__Exercise details__.
Count how many lines mention the word "yatay". Write that number alone.

__Records for this exercise__.
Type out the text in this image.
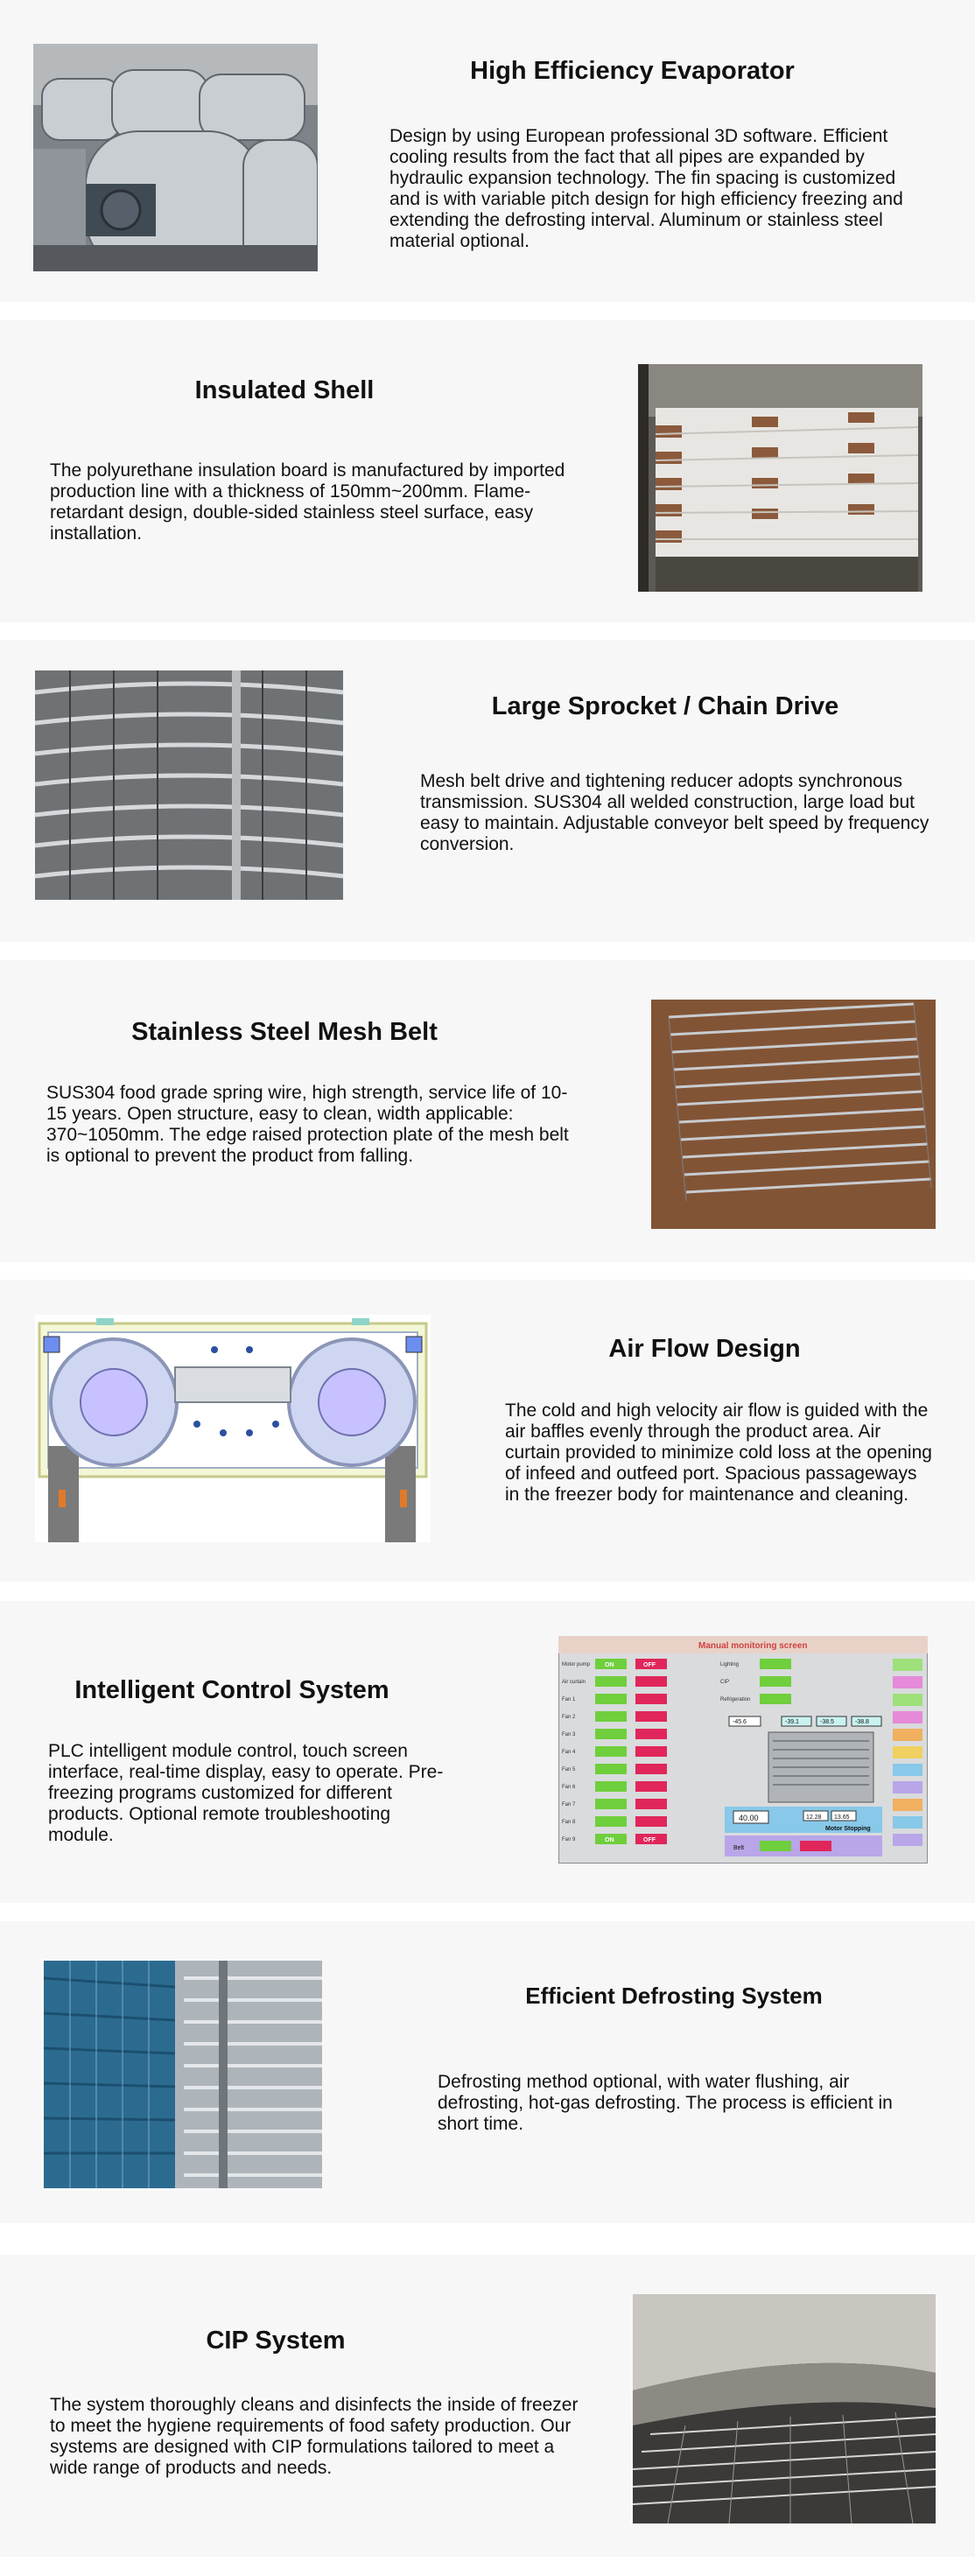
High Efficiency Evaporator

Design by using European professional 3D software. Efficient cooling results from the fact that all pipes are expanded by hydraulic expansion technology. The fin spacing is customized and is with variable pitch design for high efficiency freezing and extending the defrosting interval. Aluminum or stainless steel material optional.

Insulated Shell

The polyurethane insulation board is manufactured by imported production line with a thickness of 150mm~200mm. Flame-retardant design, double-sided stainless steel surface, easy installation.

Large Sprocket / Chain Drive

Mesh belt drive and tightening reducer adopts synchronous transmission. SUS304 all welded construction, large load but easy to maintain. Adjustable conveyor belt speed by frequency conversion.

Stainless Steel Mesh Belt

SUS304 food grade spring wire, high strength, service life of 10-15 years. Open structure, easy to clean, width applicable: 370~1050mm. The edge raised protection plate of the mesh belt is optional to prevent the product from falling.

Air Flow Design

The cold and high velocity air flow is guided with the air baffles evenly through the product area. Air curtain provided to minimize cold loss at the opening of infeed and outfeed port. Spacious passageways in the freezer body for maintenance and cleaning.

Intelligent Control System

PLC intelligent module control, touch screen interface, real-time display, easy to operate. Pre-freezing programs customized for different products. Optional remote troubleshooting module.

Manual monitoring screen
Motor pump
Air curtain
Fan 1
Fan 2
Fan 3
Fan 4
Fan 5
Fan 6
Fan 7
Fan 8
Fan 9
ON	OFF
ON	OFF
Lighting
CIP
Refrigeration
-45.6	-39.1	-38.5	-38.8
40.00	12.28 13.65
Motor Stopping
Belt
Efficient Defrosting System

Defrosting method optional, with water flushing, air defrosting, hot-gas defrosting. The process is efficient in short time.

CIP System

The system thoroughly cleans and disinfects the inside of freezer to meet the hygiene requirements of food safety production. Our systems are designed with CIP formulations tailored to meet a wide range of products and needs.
...
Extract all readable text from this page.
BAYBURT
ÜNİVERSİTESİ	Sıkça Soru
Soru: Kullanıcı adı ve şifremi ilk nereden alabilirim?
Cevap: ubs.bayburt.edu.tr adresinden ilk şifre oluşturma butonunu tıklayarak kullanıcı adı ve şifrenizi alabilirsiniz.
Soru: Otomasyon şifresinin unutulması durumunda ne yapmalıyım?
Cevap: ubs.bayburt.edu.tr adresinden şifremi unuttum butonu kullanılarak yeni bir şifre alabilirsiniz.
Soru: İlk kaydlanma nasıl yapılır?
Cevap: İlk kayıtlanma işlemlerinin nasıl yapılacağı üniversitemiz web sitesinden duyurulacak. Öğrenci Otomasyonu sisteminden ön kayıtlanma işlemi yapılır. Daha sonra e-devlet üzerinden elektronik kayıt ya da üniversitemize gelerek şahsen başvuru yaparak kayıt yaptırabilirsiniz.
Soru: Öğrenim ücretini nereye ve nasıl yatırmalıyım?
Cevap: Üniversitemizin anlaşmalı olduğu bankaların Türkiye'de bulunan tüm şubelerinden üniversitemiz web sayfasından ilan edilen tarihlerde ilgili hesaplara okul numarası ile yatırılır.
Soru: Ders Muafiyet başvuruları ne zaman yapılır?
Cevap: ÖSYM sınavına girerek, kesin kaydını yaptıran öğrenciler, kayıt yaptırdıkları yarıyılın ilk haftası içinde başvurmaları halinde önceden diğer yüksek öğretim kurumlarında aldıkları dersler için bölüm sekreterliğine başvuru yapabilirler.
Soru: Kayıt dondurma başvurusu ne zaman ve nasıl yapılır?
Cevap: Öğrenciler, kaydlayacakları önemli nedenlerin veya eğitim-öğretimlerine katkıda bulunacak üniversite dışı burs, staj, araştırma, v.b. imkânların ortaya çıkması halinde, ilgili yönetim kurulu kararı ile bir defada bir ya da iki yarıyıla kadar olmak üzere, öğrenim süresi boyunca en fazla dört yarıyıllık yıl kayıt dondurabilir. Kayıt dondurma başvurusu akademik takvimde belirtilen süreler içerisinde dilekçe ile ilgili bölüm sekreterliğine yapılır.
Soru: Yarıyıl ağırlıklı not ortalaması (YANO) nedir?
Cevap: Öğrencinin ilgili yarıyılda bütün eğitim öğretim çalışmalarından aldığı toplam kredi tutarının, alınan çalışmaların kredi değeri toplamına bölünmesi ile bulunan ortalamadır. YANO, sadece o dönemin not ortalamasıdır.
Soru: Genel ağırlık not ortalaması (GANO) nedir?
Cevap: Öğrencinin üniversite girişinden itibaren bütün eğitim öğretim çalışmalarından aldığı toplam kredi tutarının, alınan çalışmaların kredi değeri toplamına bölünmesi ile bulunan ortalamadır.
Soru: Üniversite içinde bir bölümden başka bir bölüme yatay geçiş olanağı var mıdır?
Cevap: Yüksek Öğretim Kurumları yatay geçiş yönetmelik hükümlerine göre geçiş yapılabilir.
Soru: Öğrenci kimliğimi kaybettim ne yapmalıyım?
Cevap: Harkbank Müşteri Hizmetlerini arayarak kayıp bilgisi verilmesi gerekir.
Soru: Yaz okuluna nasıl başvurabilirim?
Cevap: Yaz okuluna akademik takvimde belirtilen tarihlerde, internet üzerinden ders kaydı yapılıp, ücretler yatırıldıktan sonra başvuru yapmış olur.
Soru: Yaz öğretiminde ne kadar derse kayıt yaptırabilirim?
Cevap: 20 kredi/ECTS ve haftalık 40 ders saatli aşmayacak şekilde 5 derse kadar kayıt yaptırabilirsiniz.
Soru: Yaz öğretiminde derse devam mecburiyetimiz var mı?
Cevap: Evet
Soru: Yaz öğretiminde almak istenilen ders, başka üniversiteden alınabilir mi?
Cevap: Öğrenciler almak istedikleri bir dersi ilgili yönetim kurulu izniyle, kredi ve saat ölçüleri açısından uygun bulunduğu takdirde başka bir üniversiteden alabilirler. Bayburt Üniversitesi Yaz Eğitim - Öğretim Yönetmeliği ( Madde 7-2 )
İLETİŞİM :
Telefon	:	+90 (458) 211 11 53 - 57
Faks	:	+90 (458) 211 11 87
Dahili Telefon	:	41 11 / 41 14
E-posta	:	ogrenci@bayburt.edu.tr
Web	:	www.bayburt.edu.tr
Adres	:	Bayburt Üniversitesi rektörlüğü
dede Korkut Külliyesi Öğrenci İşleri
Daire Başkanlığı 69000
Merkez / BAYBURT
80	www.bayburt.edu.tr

__Finished task__.
2